**EXERCISE AIM**. Repeat every record below exactly as it appears.

Figure contents as structured data

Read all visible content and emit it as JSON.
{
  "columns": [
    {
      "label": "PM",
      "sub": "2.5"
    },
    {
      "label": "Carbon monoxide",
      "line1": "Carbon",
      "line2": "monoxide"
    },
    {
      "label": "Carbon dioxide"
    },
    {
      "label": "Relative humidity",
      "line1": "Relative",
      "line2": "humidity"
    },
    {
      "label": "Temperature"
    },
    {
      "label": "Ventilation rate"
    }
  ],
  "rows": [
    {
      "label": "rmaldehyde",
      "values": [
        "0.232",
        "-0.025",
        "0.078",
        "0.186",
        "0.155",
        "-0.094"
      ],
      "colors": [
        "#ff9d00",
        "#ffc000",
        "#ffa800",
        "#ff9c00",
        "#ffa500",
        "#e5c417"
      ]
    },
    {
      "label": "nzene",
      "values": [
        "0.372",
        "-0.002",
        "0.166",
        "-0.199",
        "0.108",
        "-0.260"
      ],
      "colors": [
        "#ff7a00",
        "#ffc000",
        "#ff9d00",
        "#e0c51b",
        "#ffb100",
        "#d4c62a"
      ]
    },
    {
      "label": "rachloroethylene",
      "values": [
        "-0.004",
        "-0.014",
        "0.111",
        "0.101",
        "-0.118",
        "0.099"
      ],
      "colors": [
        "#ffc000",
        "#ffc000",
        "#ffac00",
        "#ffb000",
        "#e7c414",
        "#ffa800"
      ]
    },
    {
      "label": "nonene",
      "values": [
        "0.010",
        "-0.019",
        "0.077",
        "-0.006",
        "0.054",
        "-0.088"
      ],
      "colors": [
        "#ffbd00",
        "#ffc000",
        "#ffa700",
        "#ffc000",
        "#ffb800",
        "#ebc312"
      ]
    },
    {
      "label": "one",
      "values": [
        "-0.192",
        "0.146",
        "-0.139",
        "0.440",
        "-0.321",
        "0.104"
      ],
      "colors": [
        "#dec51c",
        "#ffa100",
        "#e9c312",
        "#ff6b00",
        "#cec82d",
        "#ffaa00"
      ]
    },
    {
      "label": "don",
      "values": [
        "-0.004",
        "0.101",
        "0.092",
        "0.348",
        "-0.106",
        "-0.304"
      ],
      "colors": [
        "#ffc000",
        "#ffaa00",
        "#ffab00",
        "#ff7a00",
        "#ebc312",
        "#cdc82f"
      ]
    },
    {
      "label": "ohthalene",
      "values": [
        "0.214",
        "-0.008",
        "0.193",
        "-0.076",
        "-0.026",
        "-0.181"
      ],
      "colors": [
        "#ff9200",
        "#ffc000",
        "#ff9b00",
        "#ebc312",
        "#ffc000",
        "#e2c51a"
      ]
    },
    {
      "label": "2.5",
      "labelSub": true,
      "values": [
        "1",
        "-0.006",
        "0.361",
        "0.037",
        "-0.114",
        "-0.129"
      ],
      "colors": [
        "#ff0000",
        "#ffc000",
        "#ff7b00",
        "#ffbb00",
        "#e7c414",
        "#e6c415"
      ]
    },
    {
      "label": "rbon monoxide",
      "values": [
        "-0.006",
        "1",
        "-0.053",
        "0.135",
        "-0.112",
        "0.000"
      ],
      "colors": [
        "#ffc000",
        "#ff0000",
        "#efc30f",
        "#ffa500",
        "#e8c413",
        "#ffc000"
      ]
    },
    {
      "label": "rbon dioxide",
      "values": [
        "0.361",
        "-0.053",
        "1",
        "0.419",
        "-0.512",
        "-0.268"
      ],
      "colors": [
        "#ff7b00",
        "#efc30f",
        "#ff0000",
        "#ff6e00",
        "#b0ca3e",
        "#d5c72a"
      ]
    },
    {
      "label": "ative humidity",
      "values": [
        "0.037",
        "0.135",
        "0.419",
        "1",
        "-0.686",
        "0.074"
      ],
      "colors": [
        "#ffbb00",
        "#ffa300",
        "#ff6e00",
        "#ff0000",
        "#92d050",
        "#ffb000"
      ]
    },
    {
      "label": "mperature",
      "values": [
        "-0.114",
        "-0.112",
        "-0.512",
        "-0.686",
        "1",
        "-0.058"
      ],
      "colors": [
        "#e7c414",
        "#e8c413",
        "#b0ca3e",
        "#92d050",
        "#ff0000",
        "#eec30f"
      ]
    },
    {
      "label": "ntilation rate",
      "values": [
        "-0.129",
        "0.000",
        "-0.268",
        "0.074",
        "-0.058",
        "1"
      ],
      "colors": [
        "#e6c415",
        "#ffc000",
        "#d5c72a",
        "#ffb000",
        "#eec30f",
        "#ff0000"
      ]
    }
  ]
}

**THE RESPONSE**.
Read all visible content and emit it as JSON.
{
  "columns": [
    {
      "label": "PM",
      "sub": "2.5"
    },
    {
      "label": "Carbon monoxide",
      "line1": "Carbon",
      "line2": "monoxide"
    },
    {
      "label": "Carbon dioxide"
    },
    {
      "label": "Relative humidity",
      "line1": "Relative",
      "line2": "humidity"
    },
    {
      "label": "Temperature"
    },
    {
      "label": "Ventilation rate"
    }
  ],
  "rows": [
    {
      "label": "rmaldehyde",
      "values": [
        "0.232",
        "-0.025",
        "0.078",
        "0.186",
        "0.155",
        "-0.094"
      ],
      "colors": [
        "#ff9d00",
        "#ffc000",
        "#ffa800",
        "#ff9c00",
        "#ffa500",
        "#e5c417"
      ]
    },
    {
      "label": "nzene",
      "values": [
        "0.372",
        "-0.002",
        "0.166",
        "-0.199",
        "0.108",
        "-0.260"
      ],
      "colors": [
        "#ff7a00",
        "#ffc000",
        "#ff9d00",
        "#e0c51b",
        "#ffb100",
        "#d4c62a"
      ]
    },
    {
      "label": "rachloroethylene",
      "values": [
        "-0.004",
        "-0.014",
        "0.111",
        "0.101",
        "-0.118",
        "0.099"
      ],
      "colors": [
        "#ffc000",
        "#ffc000",
        "#ffac00",
        "#ffb000",
        "#e7c414",
        "#ffa800"
      ]
    },
    {
      "label": "nonene",
      "values": [
        "0.010",
        "-0.019",
        "0.077",
        "-0.006",
        "0.054",
        "-0.088"
      ],
      "colors": [
        "#ffbd00",
        "#ffc000",
        "#ffa700",
        "#ffc000",
        "#ffb800",
        "#ebc312"
      ]
    },
    {
      "label": "one",
      "values": [
        "-0.192",
        "0.146",
        "-0.139",
        "0.440",
        "-0.321",
        "0.104"
      ],
      "colors": [
        "#dec51c",
        "#ffa100",
        "#e9c312",
        "#ff6b00",
        "#cec82d",
        "#ffaa00"
      ]
    },
    {
      "label": "don",
      "values": [
        "-0.004",
        "0.101",
        "0.092",
        "0.348",
        "-0.106",
        "-0.304"
      ],
      "colors": [
        "#ffc000",
        "#ffaa00",
        "#ffab00",
        "#ff7a00",
        "#ebc312",
        "#cdc82f"
      ]
    },
    {
      "label": "ohthalene",
      "values": [
        "0.214",
        "-0.008",
        "0.193",
        "-0.076",
        "-0.026",
        "-0.181"
      ],
      "colors": [
        "#ff9200",
        "#ffc000",
        "#ff9b00",
        "#ebc312",
        "#ffc000",
        "#e2c51a"
      ]
    },
    {
      "label": "2.5",
      "labelSub": true,
      "values": [
        "1",
        "-0.006",
        "0.361",
        "0.037",
        "-0.114",
        "-0.129"
      ],
      "colors": [
        "#ff0000",
        "#ffc000",
        "#ff7b00",
        "#ffbb00",
        "#e7c414",
        "#e6c415"
      ]
    },
    {
      "label": "rbon monoxide",
      "values": [
        "-0.006",
        "1",
        "-0.053",
        "0.135",
        "-0.112",
        "0.000"
      ],
      "colors": [
        "#ffc000",
        "#ff0000",
        "#efc30f",
        "#ffa500",
        "#e8c413",
        "#ffc000"
      ]
    },
    {
      "label": "rbon dioxide",
      "values": [
        "0.361",
        "-0.053",
        "1",
        "0.419",
        "-0.512",
        "-0.268"
      ],
      "colors": [
        "#ff7b00",
        "#efc30f",
        "#ff0000",
        "#ff6e00",
        "#b0ca3e",
        "#d5c72a"
      ]
    },
    {
      "label": "ative humidity",
      "values": [
        "0.037",
        "0.135",
        "0.419",
        "1",
        "-0.686",
        "0.074"
      ],
      "colors": [
        "#ffbb00",
        "#ffa300",
        "#ff6e00",
        "#ff0000",
        "#92d050",
        "#ffb000"
      ]
    },
    {
      "label": "mperature",
      "values": [
        "-0.114",
        "-0.112",
        "-0.512",
        "-0.686",
        "1",
        "-0.058"
      ],
      "colors": [
        "#e7c414",
        "#e8c413",
        "#b0ca3e",
        "#92d050",
        "#ff0000",
        "#eec30f"
      ]
    },
    {
      "label": "ntilation rate",
      "values": [
        "-0.129",
        "0.000",
        "-0.268",
        "0.074",
        "-0.058",
        "1"
      ],
      "colors": [
        "#e6c415",
        "#ffc000",
        "#d5c72a",
        "#ffb000",
        "#eec30f",
        "#ff0000"
      ]
    }
  ]
}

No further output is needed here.